GIVEN PROBLEM — Reproduce everything from the start of the entries down to and including the line containing "table-frame xyxy=(211,235,519,367)", changing each "x-tick-label" to "x-axis-tick" and leaving all else unchanged.

RECORDS TO PROCESS —
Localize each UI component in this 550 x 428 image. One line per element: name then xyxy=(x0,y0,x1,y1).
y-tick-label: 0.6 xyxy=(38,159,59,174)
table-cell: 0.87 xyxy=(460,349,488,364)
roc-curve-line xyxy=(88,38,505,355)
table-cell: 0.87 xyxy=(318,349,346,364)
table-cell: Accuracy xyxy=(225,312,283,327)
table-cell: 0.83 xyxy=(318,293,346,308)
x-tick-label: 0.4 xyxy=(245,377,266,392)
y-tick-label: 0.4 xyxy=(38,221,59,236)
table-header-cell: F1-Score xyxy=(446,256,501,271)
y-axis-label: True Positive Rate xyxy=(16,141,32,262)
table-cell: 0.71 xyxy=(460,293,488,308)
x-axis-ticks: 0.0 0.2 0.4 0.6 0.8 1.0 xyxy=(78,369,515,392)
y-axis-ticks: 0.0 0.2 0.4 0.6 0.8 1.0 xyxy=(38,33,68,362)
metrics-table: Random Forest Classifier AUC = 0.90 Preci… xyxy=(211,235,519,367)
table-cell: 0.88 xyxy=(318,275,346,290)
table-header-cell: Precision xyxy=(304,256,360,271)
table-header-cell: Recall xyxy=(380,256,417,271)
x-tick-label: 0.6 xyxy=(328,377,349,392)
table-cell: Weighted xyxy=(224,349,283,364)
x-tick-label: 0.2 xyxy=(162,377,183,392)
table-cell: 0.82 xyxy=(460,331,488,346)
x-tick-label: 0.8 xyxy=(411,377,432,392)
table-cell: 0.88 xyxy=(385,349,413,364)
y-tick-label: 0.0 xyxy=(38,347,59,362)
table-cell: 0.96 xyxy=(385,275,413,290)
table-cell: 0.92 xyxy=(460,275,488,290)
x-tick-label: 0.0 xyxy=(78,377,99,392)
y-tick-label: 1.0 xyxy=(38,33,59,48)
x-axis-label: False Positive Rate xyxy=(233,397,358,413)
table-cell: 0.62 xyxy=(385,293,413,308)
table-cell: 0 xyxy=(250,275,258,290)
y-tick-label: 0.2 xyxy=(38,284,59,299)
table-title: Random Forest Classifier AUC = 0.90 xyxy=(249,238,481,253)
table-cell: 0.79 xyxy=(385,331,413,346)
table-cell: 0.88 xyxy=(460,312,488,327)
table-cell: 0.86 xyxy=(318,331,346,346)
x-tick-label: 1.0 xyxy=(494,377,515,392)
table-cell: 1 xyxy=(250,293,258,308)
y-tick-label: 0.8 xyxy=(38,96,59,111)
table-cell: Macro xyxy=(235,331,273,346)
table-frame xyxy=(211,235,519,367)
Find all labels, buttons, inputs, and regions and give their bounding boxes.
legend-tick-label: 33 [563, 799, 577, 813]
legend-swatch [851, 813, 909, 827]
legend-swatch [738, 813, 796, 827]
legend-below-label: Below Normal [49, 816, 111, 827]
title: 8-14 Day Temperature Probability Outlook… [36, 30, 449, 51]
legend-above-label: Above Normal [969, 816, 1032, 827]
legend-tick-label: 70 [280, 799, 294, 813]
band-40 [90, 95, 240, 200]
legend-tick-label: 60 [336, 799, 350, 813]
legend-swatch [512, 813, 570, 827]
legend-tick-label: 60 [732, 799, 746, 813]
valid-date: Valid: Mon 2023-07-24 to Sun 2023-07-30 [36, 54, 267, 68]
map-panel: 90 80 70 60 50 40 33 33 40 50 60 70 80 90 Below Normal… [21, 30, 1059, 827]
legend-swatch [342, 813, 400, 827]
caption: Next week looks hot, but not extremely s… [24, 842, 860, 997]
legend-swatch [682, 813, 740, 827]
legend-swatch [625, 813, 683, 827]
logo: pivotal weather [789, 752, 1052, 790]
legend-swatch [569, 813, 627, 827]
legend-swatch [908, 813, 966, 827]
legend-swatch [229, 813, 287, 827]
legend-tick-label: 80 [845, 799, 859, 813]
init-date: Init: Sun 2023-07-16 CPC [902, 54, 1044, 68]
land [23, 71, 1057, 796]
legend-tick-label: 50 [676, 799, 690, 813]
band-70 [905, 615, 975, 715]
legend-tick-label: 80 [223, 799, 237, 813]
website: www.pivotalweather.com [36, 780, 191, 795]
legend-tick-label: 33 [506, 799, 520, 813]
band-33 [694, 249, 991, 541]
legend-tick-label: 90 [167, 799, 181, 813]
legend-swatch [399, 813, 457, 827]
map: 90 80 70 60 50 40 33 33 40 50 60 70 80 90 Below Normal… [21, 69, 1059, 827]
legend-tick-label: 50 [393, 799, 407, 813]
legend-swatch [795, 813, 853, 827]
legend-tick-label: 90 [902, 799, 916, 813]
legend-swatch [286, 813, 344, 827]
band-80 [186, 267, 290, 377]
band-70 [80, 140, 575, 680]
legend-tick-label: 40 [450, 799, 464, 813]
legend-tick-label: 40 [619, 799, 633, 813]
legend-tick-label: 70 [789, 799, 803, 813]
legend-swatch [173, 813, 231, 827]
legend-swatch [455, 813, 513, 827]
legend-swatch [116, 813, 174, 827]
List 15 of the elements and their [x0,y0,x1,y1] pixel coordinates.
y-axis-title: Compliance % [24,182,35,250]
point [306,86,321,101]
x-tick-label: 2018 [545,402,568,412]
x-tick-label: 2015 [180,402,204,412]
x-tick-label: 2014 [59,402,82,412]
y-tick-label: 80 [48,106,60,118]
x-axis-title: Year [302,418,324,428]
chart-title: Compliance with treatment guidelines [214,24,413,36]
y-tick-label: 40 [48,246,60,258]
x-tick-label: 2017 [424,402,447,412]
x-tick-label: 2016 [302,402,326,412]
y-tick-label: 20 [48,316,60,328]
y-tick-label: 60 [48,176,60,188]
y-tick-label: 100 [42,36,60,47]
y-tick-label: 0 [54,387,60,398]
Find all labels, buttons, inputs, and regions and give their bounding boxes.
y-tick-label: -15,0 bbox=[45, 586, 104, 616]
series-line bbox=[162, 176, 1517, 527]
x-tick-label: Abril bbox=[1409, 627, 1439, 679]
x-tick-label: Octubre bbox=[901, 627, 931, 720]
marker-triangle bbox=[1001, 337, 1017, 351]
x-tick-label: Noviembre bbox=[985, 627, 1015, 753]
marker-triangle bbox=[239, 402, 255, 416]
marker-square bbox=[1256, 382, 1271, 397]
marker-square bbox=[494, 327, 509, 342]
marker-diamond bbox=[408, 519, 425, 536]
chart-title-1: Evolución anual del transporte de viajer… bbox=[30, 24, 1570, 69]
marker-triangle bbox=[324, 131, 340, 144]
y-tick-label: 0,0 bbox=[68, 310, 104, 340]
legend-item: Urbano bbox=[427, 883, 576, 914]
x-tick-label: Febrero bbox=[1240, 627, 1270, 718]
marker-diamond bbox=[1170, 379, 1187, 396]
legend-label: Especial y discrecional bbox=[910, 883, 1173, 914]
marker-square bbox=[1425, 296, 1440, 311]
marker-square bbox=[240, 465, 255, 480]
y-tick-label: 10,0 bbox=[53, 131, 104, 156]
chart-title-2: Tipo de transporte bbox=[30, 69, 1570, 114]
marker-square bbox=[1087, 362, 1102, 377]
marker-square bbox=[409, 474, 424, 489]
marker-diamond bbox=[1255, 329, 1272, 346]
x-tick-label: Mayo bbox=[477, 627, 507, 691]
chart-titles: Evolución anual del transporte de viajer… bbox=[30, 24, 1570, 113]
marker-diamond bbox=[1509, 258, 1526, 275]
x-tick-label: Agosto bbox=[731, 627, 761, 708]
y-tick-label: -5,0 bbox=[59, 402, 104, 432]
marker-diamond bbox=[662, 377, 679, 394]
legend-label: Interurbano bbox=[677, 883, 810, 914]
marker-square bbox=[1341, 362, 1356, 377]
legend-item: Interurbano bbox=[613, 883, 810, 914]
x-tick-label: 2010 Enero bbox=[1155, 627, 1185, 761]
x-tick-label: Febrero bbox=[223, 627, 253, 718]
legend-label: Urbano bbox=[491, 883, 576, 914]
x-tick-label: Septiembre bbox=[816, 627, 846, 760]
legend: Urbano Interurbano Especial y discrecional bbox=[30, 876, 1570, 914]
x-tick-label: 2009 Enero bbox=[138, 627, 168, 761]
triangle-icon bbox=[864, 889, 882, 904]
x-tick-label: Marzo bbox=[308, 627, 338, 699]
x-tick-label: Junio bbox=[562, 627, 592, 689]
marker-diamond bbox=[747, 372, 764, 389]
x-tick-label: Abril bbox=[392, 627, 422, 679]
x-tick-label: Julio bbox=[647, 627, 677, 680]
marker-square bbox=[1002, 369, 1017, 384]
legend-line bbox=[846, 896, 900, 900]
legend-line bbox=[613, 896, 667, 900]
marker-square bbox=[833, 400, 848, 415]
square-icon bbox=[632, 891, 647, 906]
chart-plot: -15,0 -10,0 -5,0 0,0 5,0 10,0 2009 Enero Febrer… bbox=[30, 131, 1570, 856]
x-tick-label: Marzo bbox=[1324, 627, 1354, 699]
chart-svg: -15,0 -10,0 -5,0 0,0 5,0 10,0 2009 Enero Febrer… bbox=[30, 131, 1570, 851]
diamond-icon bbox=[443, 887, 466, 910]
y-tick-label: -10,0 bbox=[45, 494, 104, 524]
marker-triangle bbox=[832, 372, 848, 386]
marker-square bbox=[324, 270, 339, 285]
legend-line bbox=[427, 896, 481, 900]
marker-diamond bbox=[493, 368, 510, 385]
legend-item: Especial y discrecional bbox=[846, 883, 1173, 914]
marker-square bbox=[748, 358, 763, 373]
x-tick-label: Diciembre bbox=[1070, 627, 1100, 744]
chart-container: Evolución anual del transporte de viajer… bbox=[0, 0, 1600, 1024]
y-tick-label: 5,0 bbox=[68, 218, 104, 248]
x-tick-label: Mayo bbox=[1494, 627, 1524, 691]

SOLUTION TO THIS TASK —
Localize each UI component in this 550 x 428 image. One line per element: name then xyxy=(x0,y0,x1,y1).
y-tick-label: 0.6 xyxy=(38,159,59,174)
table-cell: 0.87 xyxy=(460,349,488,364)
roc-curve-line xyxy=(88,38,505,355)
table-cell: 0.87 xyxy=(318,349,346,364)
table-cell: Accuracy xyxy=(225,312,283,327)
table-cell: 0.83 xyxy=(318,293,346,308)
x-axis-tick: 0.4 xyxy=(245,377,266,392)
y-tick-label: 0.4 xyxy=(38,221,59,236)
table-header-cell: F1-Score xyxy=(446,256,501,271)
y-axis-label: True Positive Rate xyxy=(16,141,32,262)
table-cell: 0.71 xyxy=(460,293,488,308)
x-axis-ticks: 0.0 0.2 0.4 0.6 0.8 1.0 xyxy=(78,369,515,392)
y-axis-ticks: 0.0 0.2 0.4 0.6 0.8 1.0 xyxy=(38,33,68,362)
metrics-table: Random Forest Classifier AUC = 0.90 Preci… xyxy=(211,235,519,367)
table-cell: 0.88 xyxy=(318,275,346,290)
table-header-cell: Precision xyxy=(304,256,360,271)
table-header-cell: Recall xyxy=(380,256,417,271)
x-axis-tick: 0.6 xyxy=(328,377,349,392)
table-cell: Weighted xyxy=(224,349,283,364)
x-axis-tick: 0.2 xyxy=(162,377,183,392)
table-cell: 0.82 xyxy=(460,331,488,346)
x-axis-tick: 0.8 xyxy=(411,377,432,392)
table-cell: 0.88 xyxy=(385,349,413,364)
y-tick-label: 0.0 xyxy=(38,347,59,362)
table-cell: 0.96 xyxy=(385,275,413,290)
table-cell: 0.92 xyxy=(460,275,488,290)
x-axis-tick: 0.0 xyxy=(78,377,99,392)
y-tick-label: 1.0 xyxy=(38,33,59,48)
x-axis-label: False Positive Rate xyxy=(233,397,358,413)
table-cell: 0.62 xyxy=(385,293,413,308)
table-cell: 0 xyxy=(250,275,258,290)
y-tick-label: 0.2 xyxy=(38,284,59,299)
table-title: Random Forest Classifier AUC = 0.90 xyxy=(249,238,481,253)
table-cell: 0.79 xyxy=(385,331,413,346)
table-cell: 0.88 xyxy=(460,312,488,327)
table-cell: 0.86 xyxy=(318,331,346,346)
x-axis-tick: 1.0 xyxy=(494,377,515,392)
table-cell: 1 xyxy=(250,293,258,308)
y-tick-label: 0.8 xyxy=(38,96,59,111)
table-cell: Macro xyxy=(235,331,273,346)
table-frame xyxy=(211,235,519,367)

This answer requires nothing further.